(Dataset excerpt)
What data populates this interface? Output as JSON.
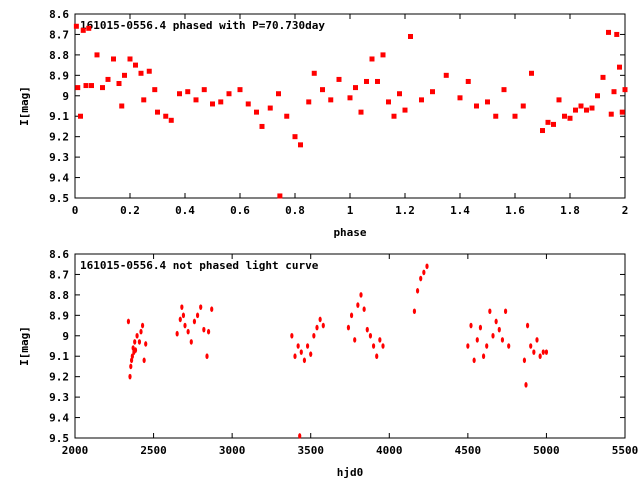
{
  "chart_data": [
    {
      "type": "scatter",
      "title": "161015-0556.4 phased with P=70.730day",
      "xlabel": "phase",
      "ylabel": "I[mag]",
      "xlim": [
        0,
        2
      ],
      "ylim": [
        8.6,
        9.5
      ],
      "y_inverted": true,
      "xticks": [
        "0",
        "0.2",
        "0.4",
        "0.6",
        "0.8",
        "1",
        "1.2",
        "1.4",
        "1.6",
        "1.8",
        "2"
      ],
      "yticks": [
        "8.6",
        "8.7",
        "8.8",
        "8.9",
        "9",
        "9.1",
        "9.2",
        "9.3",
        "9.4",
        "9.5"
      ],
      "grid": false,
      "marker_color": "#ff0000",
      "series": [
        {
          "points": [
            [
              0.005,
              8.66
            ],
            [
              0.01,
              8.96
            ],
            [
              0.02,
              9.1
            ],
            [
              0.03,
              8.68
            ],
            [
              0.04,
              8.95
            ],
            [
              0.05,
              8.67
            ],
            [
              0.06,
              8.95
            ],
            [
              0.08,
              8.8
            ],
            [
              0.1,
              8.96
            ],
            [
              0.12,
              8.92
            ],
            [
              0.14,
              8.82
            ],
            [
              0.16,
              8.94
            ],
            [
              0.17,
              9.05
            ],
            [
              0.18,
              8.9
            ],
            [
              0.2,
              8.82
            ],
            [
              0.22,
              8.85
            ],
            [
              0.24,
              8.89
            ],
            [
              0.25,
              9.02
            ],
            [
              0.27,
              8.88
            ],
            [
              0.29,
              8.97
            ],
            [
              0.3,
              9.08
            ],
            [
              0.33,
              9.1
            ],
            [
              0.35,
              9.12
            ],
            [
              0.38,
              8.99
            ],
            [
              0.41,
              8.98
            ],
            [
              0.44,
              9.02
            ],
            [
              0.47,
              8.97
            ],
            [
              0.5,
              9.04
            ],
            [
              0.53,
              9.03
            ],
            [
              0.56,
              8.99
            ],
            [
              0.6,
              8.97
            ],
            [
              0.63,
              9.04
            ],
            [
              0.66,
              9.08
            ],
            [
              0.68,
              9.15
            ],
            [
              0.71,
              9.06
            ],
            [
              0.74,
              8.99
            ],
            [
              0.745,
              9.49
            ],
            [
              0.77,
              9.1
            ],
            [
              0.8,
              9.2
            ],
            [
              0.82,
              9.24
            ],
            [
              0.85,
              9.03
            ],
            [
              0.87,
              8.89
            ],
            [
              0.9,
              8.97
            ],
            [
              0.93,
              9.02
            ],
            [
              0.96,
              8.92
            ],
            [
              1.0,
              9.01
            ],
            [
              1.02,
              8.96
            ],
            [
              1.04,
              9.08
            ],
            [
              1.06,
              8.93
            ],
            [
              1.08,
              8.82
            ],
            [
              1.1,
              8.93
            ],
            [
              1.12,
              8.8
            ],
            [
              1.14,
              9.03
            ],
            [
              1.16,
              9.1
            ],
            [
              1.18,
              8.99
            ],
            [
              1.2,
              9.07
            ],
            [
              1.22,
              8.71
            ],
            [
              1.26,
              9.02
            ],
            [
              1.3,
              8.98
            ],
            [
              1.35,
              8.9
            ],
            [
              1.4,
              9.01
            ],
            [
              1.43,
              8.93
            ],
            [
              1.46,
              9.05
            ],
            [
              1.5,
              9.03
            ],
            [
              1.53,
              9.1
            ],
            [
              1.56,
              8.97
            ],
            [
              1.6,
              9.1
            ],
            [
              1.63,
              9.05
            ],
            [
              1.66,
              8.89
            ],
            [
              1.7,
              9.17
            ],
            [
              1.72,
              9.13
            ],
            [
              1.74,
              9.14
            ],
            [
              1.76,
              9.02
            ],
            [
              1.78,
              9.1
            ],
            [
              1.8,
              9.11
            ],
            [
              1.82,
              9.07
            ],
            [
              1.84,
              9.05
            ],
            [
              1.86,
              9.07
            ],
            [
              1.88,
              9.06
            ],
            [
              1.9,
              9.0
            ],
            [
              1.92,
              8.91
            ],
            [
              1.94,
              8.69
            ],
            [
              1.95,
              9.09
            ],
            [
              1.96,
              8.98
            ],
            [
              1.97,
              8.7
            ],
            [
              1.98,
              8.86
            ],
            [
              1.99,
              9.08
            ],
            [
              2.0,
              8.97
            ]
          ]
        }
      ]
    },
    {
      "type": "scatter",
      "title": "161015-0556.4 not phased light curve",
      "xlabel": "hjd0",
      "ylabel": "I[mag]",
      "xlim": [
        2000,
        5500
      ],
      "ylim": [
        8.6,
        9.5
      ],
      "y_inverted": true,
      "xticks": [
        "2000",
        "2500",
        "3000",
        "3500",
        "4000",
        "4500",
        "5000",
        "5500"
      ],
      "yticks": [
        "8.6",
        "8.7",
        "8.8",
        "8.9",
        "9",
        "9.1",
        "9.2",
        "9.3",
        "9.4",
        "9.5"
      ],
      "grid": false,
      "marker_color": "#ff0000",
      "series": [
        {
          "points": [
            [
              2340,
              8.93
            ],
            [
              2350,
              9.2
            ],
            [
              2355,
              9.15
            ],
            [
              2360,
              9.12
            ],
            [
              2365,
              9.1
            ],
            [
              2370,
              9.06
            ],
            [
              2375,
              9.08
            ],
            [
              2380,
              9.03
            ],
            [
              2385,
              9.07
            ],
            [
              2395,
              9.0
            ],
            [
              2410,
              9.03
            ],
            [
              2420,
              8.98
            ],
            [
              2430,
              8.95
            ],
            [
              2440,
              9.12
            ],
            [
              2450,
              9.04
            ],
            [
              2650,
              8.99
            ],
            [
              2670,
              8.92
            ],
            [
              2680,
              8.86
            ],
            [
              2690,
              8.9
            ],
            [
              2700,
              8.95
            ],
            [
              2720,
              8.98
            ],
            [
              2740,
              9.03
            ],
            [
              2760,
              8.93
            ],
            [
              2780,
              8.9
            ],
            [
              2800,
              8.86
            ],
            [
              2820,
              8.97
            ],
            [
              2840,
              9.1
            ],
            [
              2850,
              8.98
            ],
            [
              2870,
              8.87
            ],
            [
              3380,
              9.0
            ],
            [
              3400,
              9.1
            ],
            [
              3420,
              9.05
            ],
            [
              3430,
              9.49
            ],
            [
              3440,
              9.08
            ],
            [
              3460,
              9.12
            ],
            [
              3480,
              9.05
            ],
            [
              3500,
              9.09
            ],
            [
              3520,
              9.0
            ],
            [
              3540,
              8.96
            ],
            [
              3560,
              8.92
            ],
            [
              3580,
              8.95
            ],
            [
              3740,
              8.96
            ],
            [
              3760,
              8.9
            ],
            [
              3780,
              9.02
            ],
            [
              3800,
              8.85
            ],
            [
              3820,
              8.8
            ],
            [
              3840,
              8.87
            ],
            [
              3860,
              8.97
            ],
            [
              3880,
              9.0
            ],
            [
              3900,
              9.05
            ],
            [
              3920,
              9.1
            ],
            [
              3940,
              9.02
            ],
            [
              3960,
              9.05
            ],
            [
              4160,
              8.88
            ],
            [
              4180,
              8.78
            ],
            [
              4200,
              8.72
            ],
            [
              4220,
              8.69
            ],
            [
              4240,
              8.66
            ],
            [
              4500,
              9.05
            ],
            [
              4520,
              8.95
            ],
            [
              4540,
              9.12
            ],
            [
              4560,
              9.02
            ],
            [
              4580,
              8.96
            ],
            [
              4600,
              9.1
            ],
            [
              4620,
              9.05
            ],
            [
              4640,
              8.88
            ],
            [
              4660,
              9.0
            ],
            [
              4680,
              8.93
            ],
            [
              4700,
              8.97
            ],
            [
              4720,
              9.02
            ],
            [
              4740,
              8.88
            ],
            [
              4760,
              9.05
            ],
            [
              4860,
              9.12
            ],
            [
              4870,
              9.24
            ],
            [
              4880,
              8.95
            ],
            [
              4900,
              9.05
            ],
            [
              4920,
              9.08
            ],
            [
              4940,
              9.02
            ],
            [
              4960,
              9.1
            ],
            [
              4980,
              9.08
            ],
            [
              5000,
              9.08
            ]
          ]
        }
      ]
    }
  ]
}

### WHAT TO WORK ON
Extract all lines of the records above that include "title".

### WRITTEN SOLUTION
      "title": "161015-0556.4 phased with P=70.730day",
      "title": "161015-0556.4 not phased light curve",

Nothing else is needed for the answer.